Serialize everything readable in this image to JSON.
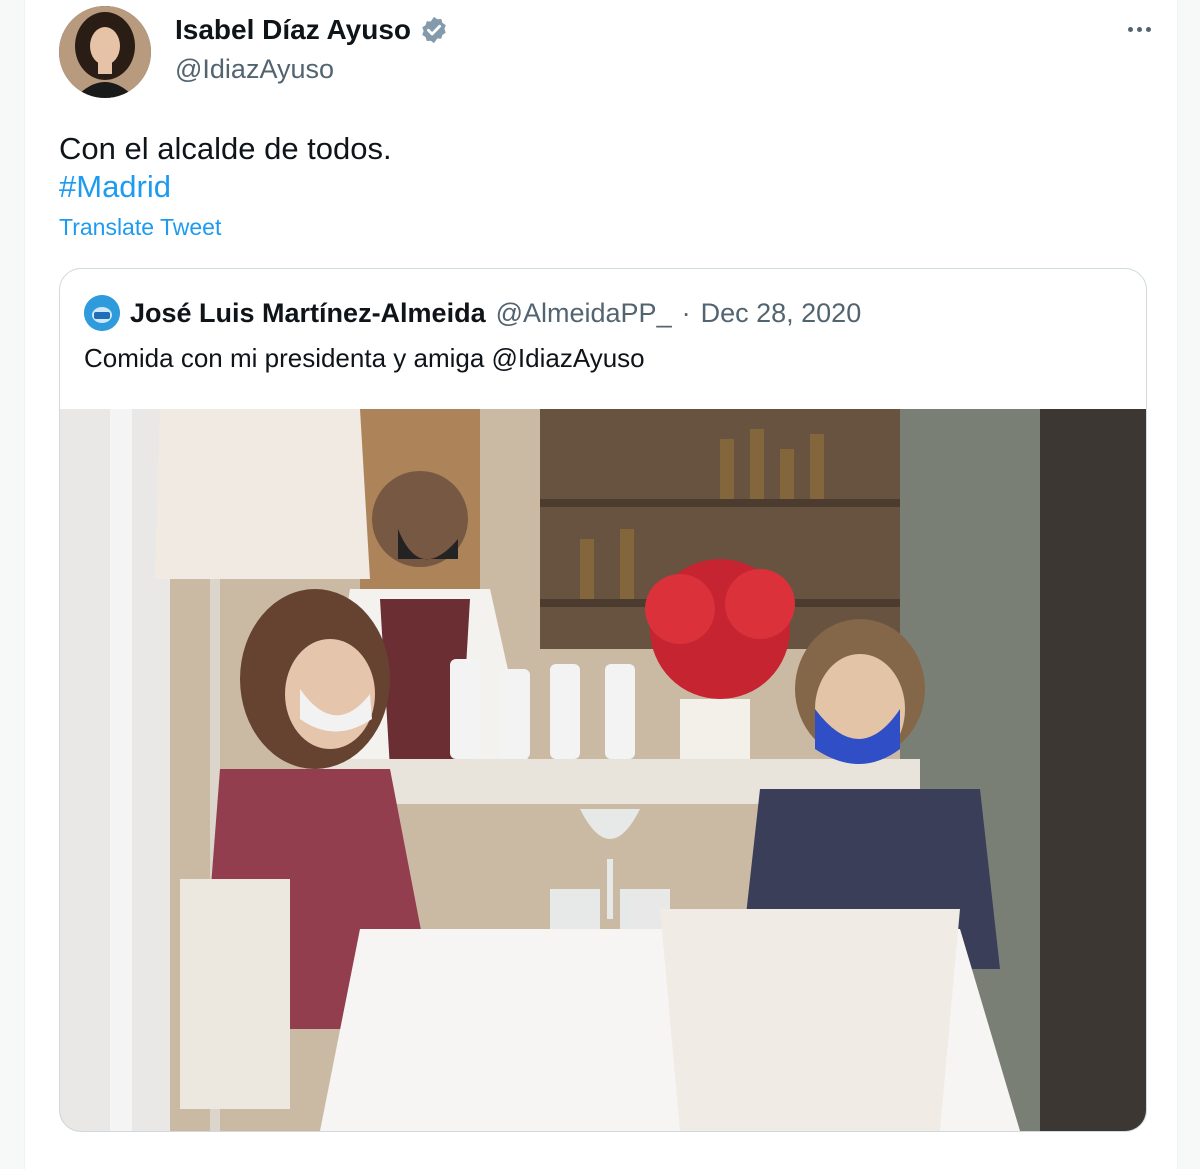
{
  "tweet": {
    "author_name": "Isabel Díaz Ayuso",
    "author_handle": "@IdiazAyuso",
    "text_line1": "Con el alcalde de todos.",
    "hashtag": "#Madrid",
    "translate_label": "Translate Tweet",
    "more_icon": "more-icon",
    "verified_icon": "verified-badge-icon"
  },
  "quoted": {
    "author_name": "José Luis Martínez-Almeida",
    "author_handle": "@AlmeidaPP_",
    "separator": "·",
    "date": "Dec 28, 2020",
    "text": "Comida con mi presidenta y amiga @IdiazAyuso"
  },
  "colors": {
    "link": "#1d9bf0",
    "secondary_text": "#536471",
    "primary_text": "#0f1419",
    "border": "#cfd9de"
  }
}
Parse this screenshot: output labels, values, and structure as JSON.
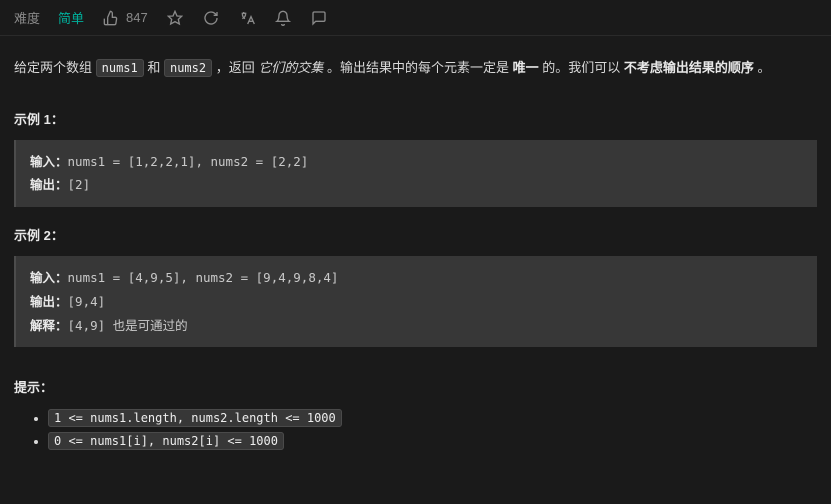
{
  "header": {
    "difficulty_label": "难度",
    "difficulty_value": "简单",
    "likes": "847"
  },
  "description": {
    "t1": "给定两个数组 ",
    "c1": "nums1",
    "t2": " 和 ",
    "c2": "nums2",
    "t3": " ，返回 ",
    "em": "它们的交集",
    "t4": " 。输出结果中的每个元素一定是 ",
    "b1": "唯一",
    "t5": " 的。我们可以 ",
    "b2": "不考虑输出结果的顺序",
    "t6": " 。"
  },
  "examples": [
    {
      "title": "示例 1：",
      "input_label": "输入：",
      "input_value": "nums1 = [1,2,2,1], nums2 = [2,2]",
      "output_label": "输出：",
      "output_value": "[2]",
      "explain_label": "",
      "explain_value": ""
    },
    {
      "title": "示例 2：",
      "input_label": "输入：",
      "input_value": "nums1 = [4,9,5], nums2 = [9,4,9,8,4]",
      "output_label": "输出：",
      "output_value": "[9,4]",
      "explain_label": "解释：",
      "explain_value": "[4,9] 也是可通过的"
    }
  ],
  "hints": {
    "title": "提示：",
    "items": [
      "1 <= nums1.length, nums2.length <= 1000",
      "0 <= nums1[i], nums2[i] <= 1000"
    ]
  }
}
------------------------
▶ _GIVEN EXERCISE_
Copy out each line of the material that holds the word "IdiazAyuso".

▶ _PROBLEM SOLUTION_
    "author_handle": "@IdiazAyuso",
    "text": "Comida con mi presidenta y amiga @IdiazAyuso"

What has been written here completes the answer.